-- Task data follows --

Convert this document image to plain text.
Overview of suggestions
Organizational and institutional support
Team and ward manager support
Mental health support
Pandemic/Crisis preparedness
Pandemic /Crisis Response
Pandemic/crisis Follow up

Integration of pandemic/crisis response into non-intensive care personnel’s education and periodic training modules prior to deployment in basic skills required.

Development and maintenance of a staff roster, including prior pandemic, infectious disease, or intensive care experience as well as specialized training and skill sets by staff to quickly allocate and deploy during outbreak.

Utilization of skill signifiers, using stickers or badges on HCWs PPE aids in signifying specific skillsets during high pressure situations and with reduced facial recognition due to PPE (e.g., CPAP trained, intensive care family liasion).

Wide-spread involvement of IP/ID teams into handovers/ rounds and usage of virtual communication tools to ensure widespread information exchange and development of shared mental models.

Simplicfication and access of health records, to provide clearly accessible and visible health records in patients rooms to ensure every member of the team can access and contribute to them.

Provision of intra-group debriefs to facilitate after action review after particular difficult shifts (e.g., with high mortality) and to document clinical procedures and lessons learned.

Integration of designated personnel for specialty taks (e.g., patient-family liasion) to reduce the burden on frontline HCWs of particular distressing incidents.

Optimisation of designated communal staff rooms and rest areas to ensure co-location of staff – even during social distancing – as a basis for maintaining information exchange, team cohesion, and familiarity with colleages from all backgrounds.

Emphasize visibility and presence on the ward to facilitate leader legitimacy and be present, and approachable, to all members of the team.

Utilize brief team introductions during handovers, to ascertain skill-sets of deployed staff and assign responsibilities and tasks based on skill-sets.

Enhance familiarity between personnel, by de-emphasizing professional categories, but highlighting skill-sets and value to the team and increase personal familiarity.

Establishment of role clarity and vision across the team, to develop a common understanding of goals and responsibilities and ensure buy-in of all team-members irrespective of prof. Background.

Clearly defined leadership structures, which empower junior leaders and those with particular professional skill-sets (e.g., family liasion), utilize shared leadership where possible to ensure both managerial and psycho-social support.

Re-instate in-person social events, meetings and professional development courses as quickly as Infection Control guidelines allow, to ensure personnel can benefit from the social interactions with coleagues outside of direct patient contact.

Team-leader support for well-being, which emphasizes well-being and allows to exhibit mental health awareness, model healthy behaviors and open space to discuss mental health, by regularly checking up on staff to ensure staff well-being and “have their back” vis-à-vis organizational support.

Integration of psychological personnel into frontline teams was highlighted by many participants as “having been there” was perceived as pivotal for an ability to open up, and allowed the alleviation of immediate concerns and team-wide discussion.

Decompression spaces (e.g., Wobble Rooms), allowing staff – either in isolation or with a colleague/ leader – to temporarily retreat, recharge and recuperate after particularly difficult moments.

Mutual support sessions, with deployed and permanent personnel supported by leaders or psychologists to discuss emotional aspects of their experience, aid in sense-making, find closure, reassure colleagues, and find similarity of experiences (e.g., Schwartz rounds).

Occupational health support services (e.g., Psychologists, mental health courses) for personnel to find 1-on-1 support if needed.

-- Task data concluded --

■ **Your instructions**: Filter the data for the string "liasion". Copy each matching line.

■ **Task output**:
Utilization of skill signifiers, using stickers or badges on HCWs PPE aids in signifying specific skillsets during high pressure situations and with reduced facial recognition due to PPE (e.g., CPAP trained, intensive care family liasion).
Integration of designated personnel for specialty taks (e.g., patient-family liasion) to reduce the burden on frontline HCWs of particular distressing incidents.
Clearly defined leadership structures, which empower junior leaders and those with particular professional skill-sets (e.g., family liasion), utilize shared leadership where possible to ensure both managerial and psycho-social support.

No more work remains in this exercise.